- **Task objective**:
Spot each line in the records below where the word "document" occurs, then copy it.

- **Excerpted data**:
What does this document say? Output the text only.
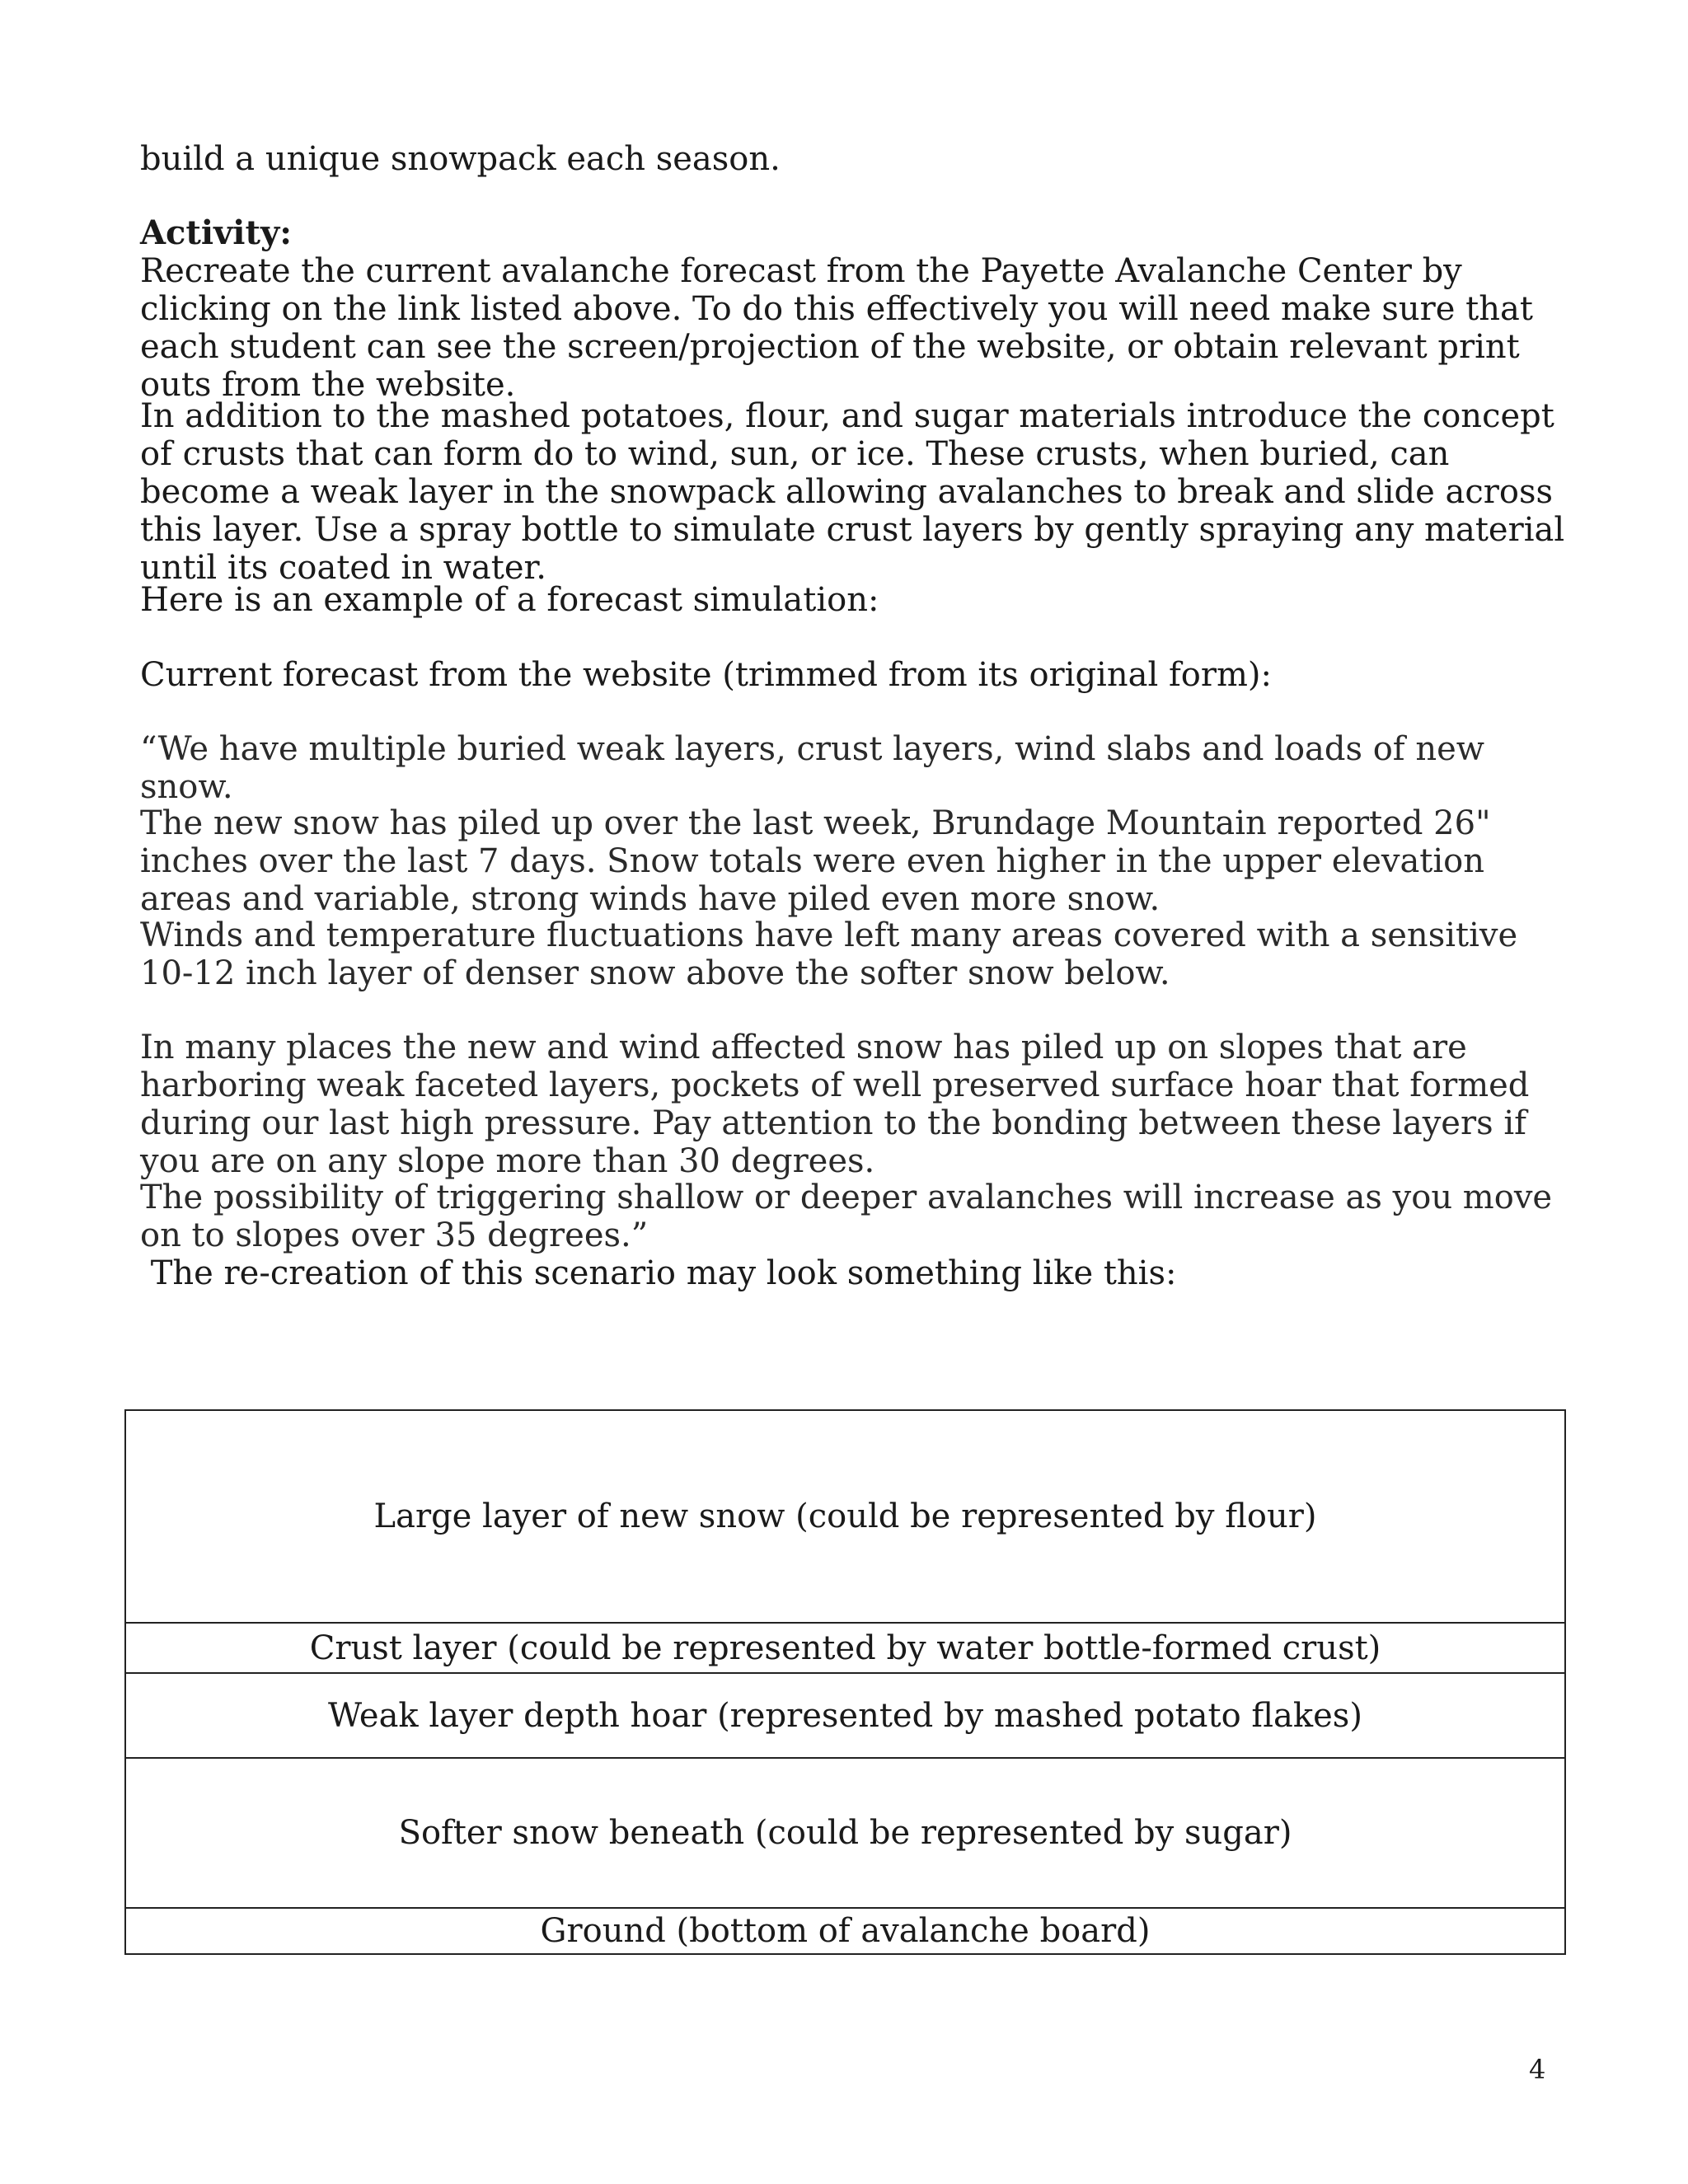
build a unique snowpack each season.

Activity:

Recreate the current avalanche forecast from the Payette Avalanche Center by clicking on the link listed above. To do this effectively you will need make sure that each student can see the screen/projection of the website, or obtain relevant print outs from the website.

In addition to the mashed potatoes, flour, and sugar materials introduce the concept of crusts that can form do to wind, sun, or ice. These crusts, when buried, can become a weak layer in the snowpack allowing avalanches to break and slide across this layer. Use a spray bottle to simulate crust layers by gently spraying any material until its coated in water.

Here is an example of a forecast simulation:

Current forecast from the website (trimmed from its original form):

“We have multiple buried weak layers, crust layers, wind slabs and loads of new snow.

The new snow has piled up over the last week, Brundage Mountain reported 26" inches over the last 7 days. Snow totals were even higher in the upper elevation areas and variable, strong winds have piled even more snow.

Winds and temperature fluctuations have left many areas covered with a sensitive 10-12 inch layer of denser snow above the softer snow below.

In many places the new and wind affected snow has piled up on slopes that are harboring weak faceted layers, pockets of well preserved surface hoar that formed during our last high pressure. Pay attention to the bonding between these layers if you are on any slope more than 30 degrees.

The possibility of triggering shallow or deeper avalanches will increase as you move on to slopes over 35 degrees.”

The re-creation of this scenario may look something like this:

Large layer of new snow (could be represented by flour)
Crust layer (could be represented by water bottle-formed crust)
Weak layer depth hoar (represented by mashed potato flakes)
Softer snow beneath (could be represented by sugar)
Ground (bottom of avalanche board)
4
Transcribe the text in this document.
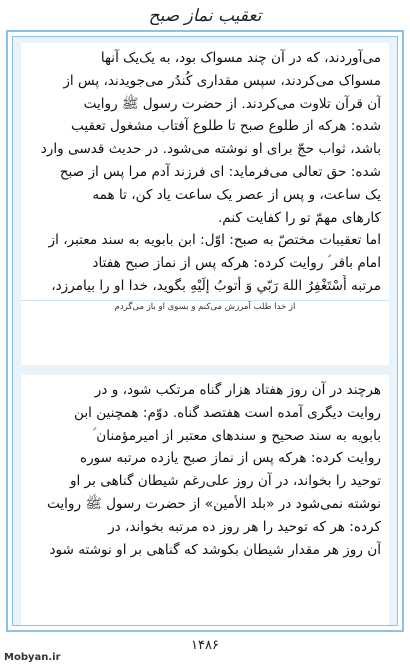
تعقیب نماز صبح
می‌آوردند، که در آن چند مسواک بود، به یک‌یک آنها
مسواک می‌کردند، سپس مقداری کُندُر می‌جویدند، پس از
آن قرآن تلاوت می‌کردند. از حضرت رسول ﷺ روایت
شده: هرکه از طلوع صبح تا طلوع آفتاب مشغول تعقیب
باشد، ثواب حجّ برای او نوشته می‌شود. در حدیث قدسی وارد
شده: حق تعالی می‌فرماید: ای فرزند آدم مرا پس از صبح
یک ساعت، و پس از عصر یک ساعت یاد کن، تا همه
کارهای مهمّ تو را کفایت کنم.
اما تعقیبات مختصّ به صبح: اوّل: ابن بابویه به سند معتبر، از
امام باقر ؑ روایت کرده: هرکه پس از نماز صبح هفتاد
مرتبه أَسْتَغْفِرُ اللهَ رَبّي وَ أتوبُ إلَيْهِ بگوید، خدا او را بیامرزد،
از خدا طلب آمرزش می‌کنم و بسوی او باز می‌گردم
هرچند در آن روز هفتاد هزار گناه مرتکب شود، و در
روایت دیگری آمده است هفتصد گناه. دوّم: همچنین ابن
بابویه به سند صحیح و سندهای معتبر از امیرمؤمنان ؑ
روایت کرده: هرکه پس از نماز صبح یازده مرتبه سوره
توحید را بخواند، در آن روز علی‌رغم شیطان گناهی بر او
نوشته نمی‌شود در «بلد الأمین» از حضرت رسول ﷺ روایت
کرده: هر که توحید را هر روز ده مرتبه بخواند، در
آن روز هر مقدار شیطان بکوشد که گناهی بر او نوشته شود
۱۴۸۶
Mobyan.ir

- **Exercise answer**:
What does this document say? Output the text only.
Transcribe the text in this document.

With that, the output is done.